Check each line of the records below and collect those holding "Euro".

(Data tied to figure images)
## Begin

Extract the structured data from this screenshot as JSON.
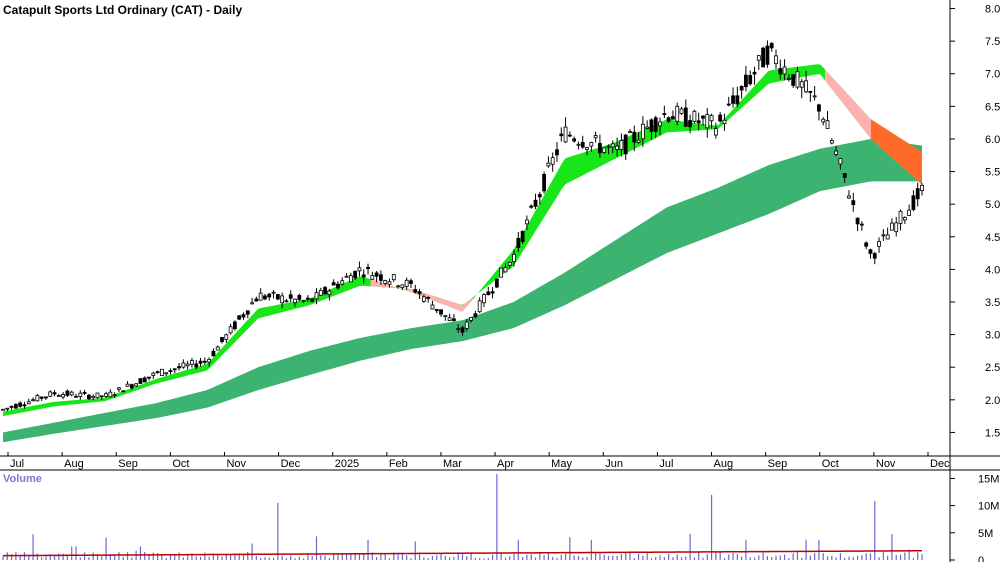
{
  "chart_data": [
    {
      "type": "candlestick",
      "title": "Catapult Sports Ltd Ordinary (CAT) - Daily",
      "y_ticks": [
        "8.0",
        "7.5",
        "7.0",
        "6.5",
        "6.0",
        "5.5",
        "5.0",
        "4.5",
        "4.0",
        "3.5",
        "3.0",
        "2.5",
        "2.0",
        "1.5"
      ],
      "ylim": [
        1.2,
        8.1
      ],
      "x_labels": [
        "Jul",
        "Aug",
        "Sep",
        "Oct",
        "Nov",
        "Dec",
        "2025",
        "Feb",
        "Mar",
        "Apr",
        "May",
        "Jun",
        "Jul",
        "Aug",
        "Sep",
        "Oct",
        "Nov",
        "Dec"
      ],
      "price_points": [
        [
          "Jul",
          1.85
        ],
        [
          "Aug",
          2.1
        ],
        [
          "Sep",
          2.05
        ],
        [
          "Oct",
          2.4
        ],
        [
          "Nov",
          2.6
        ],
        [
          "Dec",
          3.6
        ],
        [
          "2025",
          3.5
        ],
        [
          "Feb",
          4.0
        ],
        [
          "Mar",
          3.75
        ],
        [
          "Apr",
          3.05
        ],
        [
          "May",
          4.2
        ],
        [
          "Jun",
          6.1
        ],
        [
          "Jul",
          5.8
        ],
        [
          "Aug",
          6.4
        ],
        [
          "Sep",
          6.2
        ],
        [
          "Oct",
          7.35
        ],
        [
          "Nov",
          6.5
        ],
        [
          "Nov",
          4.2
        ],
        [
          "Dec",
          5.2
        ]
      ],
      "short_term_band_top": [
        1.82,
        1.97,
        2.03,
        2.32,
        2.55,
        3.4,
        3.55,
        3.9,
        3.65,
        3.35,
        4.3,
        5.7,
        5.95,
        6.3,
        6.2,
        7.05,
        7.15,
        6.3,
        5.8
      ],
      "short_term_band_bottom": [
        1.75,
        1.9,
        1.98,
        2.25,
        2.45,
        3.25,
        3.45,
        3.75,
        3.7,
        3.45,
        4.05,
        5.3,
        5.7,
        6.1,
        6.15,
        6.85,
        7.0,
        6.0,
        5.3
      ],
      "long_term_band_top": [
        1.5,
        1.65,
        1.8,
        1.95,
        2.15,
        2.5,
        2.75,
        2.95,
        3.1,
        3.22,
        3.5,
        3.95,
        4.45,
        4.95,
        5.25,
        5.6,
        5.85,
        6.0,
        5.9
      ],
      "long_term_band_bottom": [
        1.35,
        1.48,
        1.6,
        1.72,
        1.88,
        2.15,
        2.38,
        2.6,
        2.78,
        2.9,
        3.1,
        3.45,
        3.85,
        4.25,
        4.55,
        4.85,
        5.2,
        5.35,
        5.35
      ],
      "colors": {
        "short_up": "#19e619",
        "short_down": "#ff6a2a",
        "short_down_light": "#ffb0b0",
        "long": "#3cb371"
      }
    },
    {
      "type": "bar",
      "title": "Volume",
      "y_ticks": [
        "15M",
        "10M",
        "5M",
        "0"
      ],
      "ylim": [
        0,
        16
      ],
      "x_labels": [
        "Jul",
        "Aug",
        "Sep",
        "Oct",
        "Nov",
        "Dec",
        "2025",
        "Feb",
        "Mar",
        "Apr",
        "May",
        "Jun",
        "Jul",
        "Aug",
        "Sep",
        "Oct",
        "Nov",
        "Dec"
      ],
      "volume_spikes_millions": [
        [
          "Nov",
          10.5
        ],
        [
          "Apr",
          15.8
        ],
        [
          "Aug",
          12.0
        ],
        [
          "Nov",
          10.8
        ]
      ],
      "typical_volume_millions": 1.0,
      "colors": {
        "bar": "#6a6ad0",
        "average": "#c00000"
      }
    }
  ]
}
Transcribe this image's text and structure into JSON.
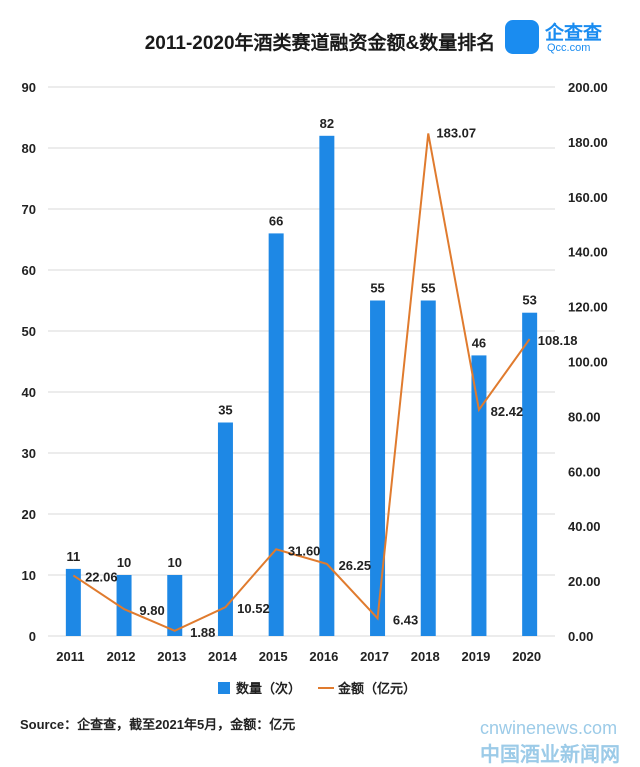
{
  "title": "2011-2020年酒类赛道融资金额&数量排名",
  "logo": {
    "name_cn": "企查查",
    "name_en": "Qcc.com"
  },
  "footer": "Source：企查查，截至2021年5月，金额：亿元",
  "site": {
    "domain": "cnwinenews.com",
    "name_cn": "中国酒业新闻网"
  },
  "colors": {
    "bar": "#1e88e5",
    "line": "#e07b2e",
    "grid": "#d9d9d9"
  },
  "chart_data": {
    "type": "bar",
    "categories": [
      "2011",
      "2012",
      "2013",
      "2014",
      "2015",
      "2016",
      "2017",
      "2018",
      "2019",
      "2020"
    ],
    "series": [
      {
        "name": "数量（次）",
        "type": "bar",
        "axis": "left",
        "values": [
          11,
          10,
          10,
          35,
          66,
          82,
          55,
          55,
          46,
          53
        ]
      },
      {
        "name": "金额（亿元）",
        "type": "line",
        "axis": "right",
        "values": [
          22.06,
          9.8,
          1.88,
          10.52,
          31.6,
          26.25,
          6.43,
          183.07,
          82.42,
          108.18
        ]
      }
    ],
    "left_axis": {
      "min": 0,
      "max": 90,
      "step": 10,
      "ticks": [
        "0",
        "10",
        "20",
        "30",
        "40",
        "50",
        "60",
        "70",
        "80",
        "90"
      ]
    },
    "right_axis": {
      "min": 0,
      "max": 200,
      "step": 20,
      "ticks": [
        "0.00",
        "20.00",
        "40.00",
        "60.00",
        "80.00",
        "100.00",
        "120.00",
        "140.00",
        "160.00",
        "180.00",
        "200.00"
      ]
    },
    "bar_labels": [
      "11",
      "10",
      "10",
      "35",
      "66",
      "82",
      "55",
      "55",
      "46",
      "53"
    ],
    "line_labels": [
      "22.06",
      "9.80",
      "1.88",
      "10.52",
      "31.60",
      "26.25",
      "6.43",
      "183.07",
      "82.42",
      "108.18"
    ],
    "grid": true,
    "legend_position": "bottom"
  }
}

## End
## Begin

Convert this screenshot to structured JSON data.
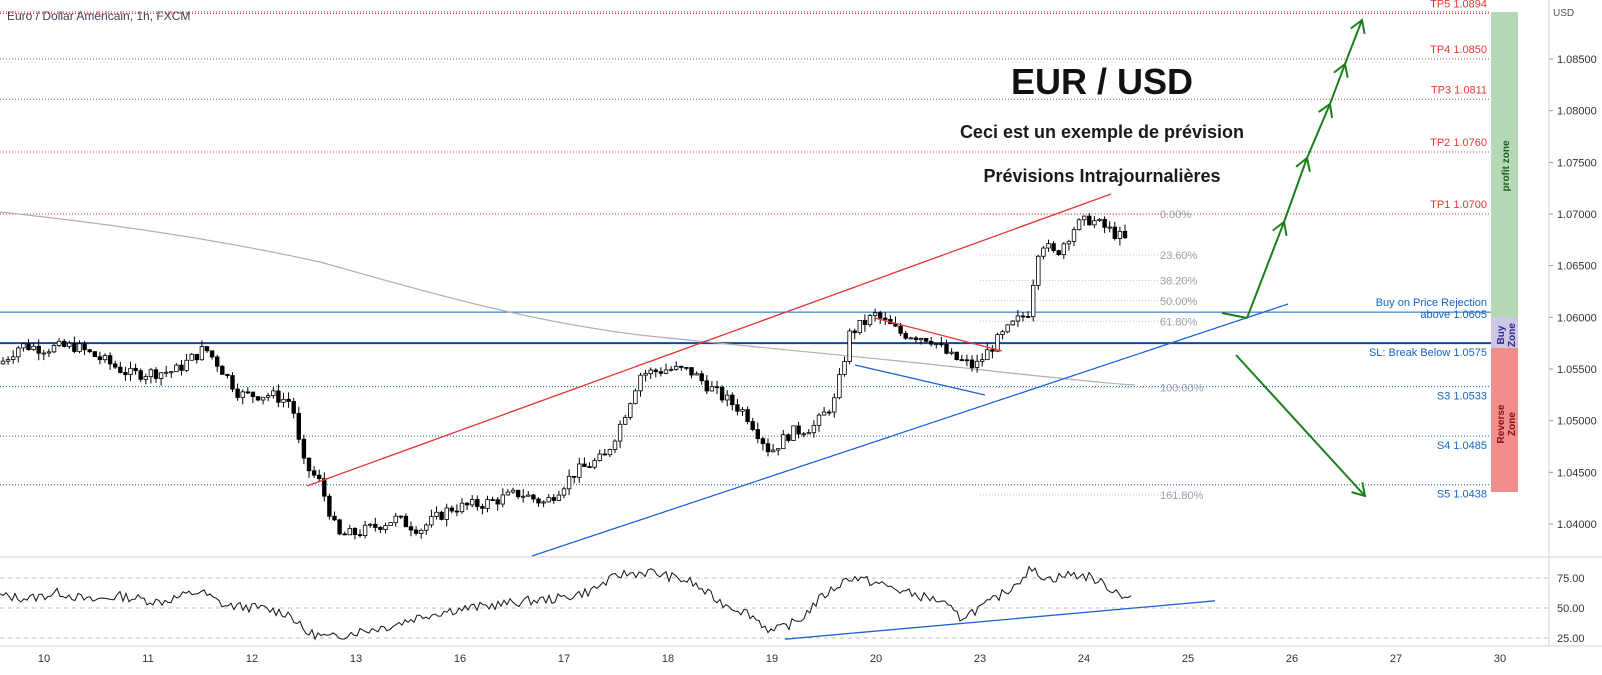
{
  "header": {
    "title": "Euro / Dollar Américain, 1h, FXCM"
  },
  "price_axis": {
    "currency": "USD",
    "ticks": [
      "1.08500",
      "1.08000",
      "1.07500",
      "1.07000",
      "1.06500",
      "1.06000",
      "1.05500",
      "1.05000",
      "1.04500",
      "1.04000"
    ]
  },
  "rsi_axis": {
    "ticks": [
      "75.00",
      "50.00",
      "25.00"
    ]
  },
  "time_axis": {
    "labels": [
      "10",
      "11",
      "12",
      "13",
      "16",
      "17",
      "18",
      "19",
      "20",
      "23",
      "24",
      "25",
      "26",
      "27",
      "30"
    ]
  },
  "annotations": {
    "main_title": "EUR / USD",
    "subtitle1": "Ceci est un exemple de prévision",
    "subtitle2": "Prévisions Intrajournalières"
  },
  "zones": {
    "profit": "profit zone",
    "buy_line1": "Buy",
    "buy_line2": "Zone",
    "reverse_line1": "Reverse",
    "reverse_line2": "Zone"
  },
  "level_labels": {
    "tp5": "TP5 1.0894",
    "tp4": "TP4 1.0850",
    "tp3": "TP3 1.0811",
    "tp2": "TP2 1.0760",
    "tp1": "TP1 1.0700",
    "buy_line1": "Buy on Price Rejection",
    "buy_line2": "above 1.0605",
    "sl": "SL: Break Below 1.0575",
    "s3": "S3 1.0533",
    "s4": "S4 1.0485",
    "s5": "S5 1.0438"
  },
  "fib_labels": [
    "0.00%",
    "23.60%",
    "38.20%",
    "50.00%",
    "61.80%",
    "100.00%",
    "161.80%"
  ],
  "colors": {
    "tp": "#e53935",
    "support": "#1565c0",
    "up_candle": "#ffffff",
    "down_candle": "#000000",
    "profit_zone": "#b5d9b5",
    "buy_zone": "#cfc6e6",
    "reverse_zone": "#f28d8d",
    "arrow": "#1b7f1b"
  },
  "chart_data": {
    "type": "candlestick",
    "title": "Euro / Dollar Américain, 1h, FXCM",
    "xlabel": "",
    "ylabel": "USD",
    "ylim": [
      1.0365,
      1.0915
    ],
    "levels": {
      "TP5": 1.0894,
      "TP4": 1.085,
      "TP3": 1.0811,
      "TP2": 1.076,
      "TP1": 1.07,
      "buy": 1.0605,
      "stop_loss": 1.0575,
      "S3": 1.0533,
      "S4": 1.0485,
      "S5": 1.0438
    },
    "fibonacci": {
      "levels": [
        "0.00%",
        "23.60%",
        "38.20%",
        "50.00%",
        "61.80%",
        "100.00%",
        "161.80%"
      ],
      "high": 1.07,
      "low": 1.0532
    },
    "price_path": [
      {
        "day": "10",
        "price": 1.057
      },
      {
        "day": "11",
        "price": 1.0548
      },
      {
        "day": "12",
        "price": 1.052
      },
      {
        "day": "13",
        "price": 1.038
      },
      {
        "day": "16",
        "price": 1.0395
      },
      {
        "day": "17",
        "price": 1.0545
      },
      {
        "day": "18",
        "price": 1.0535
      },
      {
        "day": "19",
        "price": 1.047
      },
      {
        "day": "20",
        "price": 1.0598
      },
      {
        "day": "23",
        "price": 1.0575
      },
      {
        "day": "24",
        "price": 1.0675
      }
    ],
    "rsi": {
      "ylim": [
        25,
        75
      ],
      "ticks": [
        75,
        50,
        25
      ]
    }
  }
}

## End
## Begin

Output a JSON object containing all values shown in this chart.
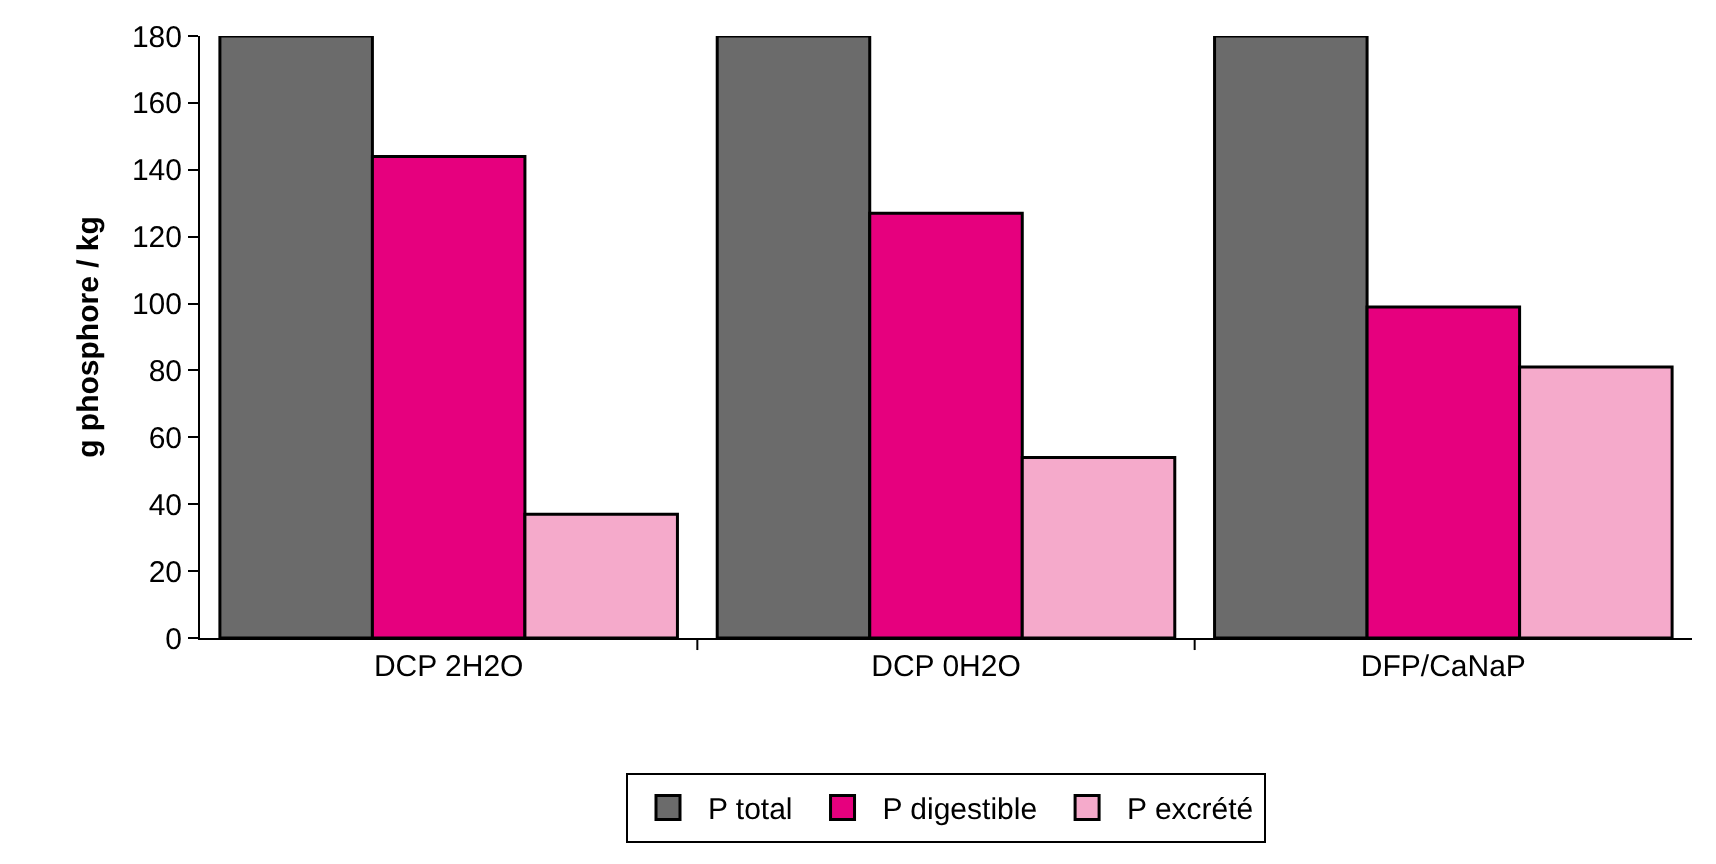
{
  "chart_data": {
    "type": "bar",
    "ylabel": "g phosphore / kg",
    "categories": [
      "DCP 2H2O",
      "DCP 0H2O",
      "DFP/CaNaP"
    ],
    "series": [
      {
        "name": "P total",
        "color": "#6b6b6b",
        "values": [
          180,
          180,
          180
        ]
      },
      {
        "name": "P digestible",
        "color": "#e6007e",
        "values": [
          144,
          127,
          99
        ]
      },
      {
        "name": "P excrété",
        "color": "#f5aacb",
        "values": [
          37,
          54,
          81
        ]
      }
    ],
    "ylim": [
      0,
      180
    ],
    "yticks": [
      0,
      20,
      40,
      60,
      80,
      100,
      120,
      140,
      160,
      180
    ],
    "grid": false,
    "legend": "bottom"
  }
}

## End

| Worked answer |
    "title": "Euro / Dollar Américain, 1h, FXCM"
    "title": "Euro / Dollar Américain, 1h, FXCM",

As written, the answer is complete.